Reproduce the material word for word; the images stay out.

■ ■ ■ ■ ■

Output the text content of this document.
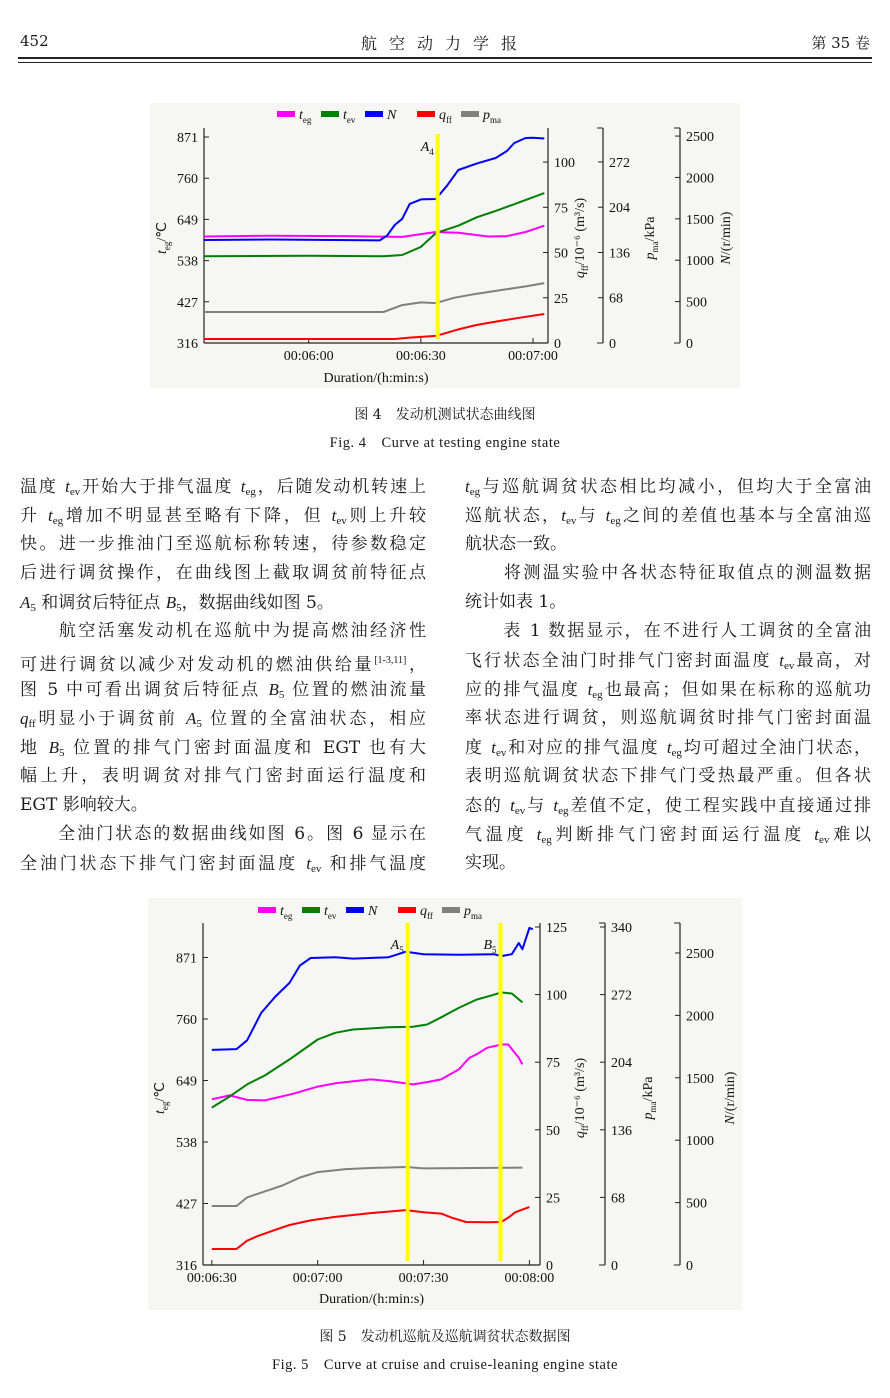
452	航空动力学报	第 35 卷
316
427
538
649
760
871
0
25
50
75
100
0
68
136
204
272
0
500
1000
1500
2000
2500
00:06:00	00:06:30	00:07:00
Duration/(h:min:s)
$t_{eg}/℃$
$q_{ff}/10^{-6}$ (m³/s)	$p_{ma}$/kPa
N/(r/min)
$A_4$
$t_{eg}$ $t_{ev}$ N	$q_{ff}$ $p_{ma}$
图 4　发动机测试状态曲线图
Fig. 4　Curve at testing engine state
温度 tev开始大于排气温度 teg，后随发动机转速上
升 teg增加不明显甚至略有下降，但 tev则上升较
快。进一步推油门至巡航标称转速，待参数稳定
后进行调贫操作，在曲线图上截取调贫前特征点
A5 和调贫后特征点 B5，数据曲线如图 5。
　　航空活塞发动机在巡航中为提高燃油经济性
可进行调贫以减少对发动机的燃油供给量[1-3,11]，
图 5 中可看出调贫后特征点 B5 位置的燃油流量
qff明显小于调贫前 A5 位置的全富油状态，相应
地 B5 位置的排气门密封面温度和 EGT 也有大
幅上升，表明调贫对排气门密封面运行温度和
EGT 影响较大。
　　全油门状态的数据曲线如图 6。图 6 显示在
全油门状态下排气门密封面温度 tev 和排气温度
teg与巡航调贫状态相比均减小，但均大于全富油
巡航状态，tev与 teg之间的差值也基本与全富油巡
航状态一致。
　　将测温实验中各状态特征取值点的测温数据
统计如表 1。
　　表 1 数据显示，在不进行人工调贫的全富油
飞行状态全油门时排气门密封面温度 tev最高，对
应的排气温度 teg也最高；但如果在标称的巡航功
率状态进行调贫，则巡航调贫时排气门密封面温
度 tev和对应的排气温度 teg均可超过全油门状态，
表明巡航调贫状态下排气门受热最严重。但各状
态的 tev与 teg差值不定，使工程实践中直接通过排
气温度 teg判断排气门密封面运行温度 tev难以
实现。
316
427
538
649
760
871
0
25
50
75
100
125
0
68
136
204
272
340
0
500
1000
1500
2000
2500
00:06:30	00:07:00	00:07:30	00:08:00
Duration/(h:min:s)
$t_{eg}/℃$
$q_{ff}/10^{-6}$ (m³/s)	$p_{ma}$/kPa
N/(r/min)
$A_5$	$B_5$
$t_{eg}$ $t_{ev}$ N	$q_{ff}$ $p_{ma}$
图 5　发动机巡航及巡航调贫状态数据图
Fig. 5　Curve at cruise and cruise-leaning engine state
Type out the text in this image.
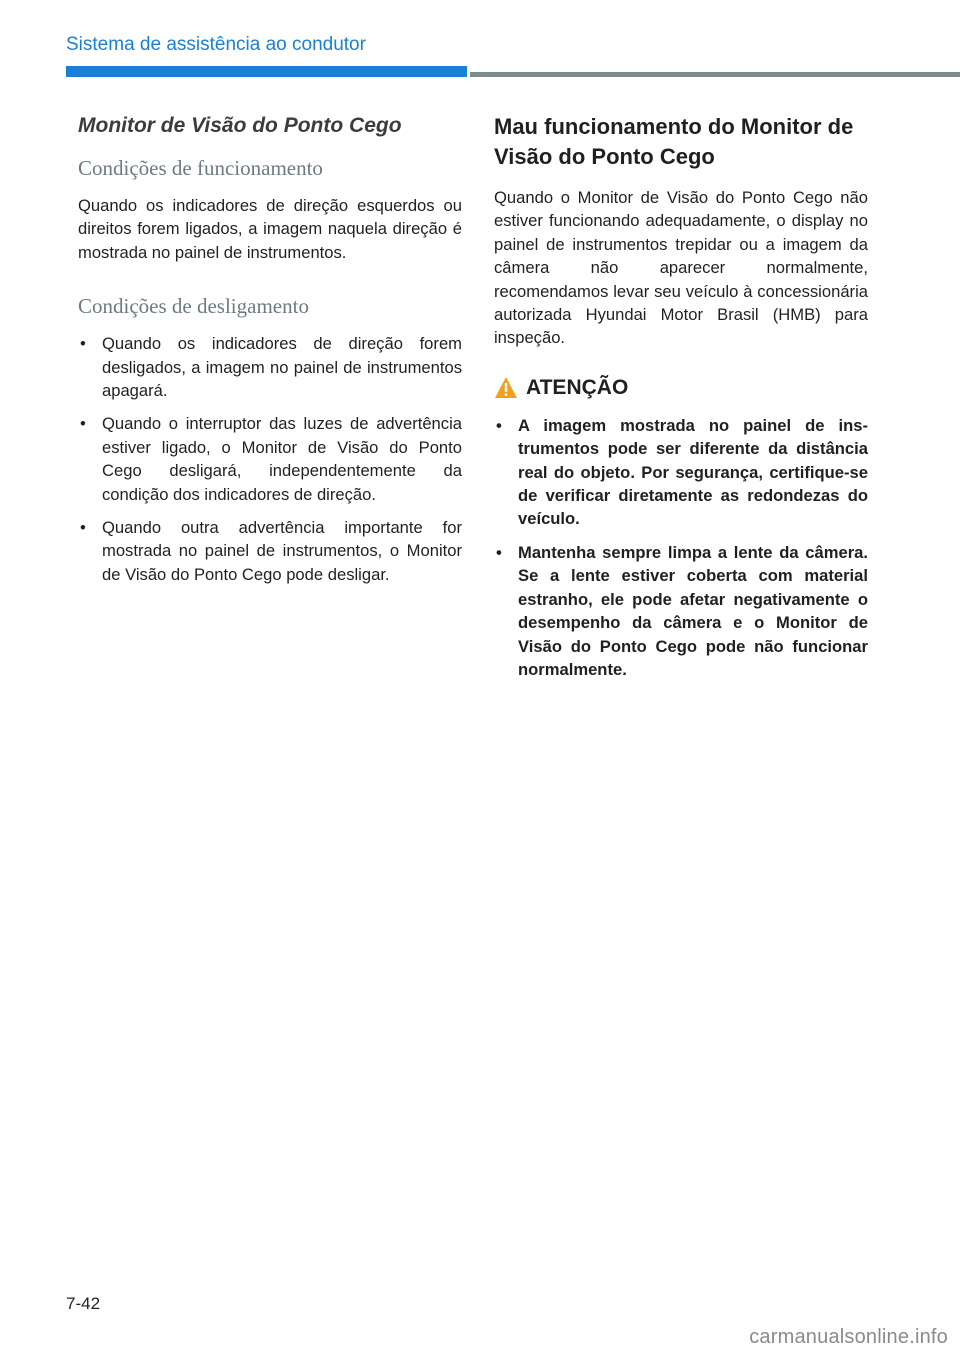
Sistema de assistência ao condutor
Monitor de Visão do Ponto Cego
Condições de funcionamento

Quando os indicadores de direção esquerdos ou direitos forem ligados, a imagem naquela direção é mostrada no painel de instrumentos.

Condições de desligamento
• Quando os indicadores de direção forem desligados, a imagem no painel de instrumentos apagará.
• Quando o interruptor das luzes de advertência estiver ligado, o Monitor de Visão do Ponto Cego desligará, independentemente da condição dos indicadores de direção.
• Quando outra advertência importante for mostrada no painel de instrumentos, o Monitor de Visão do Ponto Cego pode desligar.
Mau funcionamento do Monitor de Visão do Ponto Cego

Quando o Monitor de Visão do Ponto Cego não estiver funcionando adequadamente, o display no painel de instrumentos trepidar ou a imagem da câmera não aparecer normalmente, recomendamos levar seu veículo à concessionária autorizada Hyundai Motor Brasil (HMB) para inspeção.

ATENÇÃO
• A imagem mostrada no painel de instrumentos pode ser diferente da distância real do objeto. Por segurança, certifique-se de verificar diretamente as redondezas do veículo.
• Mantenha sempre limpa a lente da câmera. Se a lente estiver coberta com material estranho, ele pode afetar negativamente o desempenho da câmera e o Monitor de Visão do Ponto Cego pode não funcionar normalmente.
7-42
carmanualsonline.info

■ ■ ■ ■ ■

Response to the exercise:
Output the text content of this document.
452	航空动力学报	第 35 卷
316
427
538
649
760
871
0
25
50
75
100
0
68
136
204
272
0
500
1000
1500
2000
2500
00:06:00	00:06:30	00:07:00
Duration/(h:min:s)
$t_{eg}/℃$
$q_{ff}/10^{-6}$ (m³/s)	$p_{ma}$/kPa
N/(r/min)
$A_4$
$t_{eg}$ $t_{ev}$ N	$q_{ff}$ $p_{ma}$
图 4　发动机测试状态曲线图
Fig. 4　Curve at testing engine state
温度 tev开始大于排气温度 teg，后随发动机转速上
升 teg增加不明显甚至略有下降，但 tev则上升较
快。进一步推油门至巡航标称转速，待参数稳定
后进行调贫操作，在曲线图上截取调贫前特征点
A5 和调贫后特征点 B5，数据曲线如图 5。
　　航空活塞发动机在巡航中为提高燃油经济性
可进行调贫以减少对发动机的燃油供给量[1-3,11]，
图 5 中可看出调贫后特征点 B5 位置的燃油流量
qff明显小于调贫前 A5 位置的全富油状态，相应
地 B5 位置的排气门密封面温度和 EGT 也有大
幅上升，表明调贫对排气门密封面运行温度和
EGT 影响较大。
　　全油门状态的数据曲线如图 6。图 6 显示在
全油门状态下排气门密封面温度 tev 和排气温度
teg与巡航调贫状态相比均减小，但均大于全富油
巡航状态，tev与 teg之间的差值也基本与全富油巡
航状态一致。
　　将测温实验中各状态特征取值点的测温数据
统计如表 1。
　　表 1 数据显示，在不进行人工调贫的全富油
飞行状态全油门时排气门密封面温度 tev最高，对
应的排气温度 teg也最高；但如果在标称的巡航功
率状态进行调贫，则巡航调贫时排气门密封面温
度 tev和对应的排气温度 teg均可超过全油门状态，
表明巡航调贫状态下排气门受热最严重。但各状
态的 tev与 teg差值不定，使工程实践中直接通过排
气温度 teg判断排气门密封面运行温度 tev难以
实现。
316
427
538
649
760
871
0
25
50
75
100
125
0
68
136
204
272
340
0
500
1000
1500
2000
2500
00:06:30	00:07:00	00:07:30	00:08:00
Duration/(h:min:s)
$t_{eg}/℃$
$q_{ff}/10^{-6}$ (m³/s)	$p_{ma}$/kPa
N/(r/min)
$A_5$	$B_5$
$t_{eg}$ $t_{ev}$ N	$q_{ff}$ $p_{ma}$
图 5　发动机巡航及巡航调贫状态数据图
Fig. 5　Curve at cruise and cruise-leaning engine state
Type out the text in this image.
Sistema de assistência ao condutor
Monitor de Visão do Ponto Cego
Condições de funcionamento

Quando os indicadores de direção esquerdos ou direitos forem ligados, a imagem naquela direção é mostrada no painel de instrumentos.

Condições de desligamento
• Quando os indicadores de direção forem desligados, a imagem no painel de instrumentos apagará.
• Quando o interruptor das luzes de advertência estiver ligado, o Monitor de Visão do Ponto Cego desligará, independentemente da condição dos indicadores de direção.
• Quando outra advertência importante for mostrada no painel de instrumentos, o Monitor de Visão do Ponto Cego pode desligar.
Mau funcionamento do Monitor de Visão do Ponto Cego

Quando o Monitor de Visão do Ponto Cego não estiver funcionando adequadamente, o display no painel de instrumentos trepidar ou a imagem da câmera não aparecer normalmente, recomendamos levar seu veículo à concessionária autorizada Hyundai Motor Brasil (HMB) para inspeção.

ATENÇÃO
• A imagem mostrada no painel de instrumentos pode ser diferente da distância real do objeto. Por segurança, certifique-se de verificar diretamente as redondezas do veículo.
• Mantenha sempre limpa a lente da câmera. Se a lente estiver coberta com material estranho, ele pode afetar negativamente o desempenho da câmera e o Monitor de Visão do Ponto Cego pode não funcionar normalmente.
7-42
carmanualsonline.info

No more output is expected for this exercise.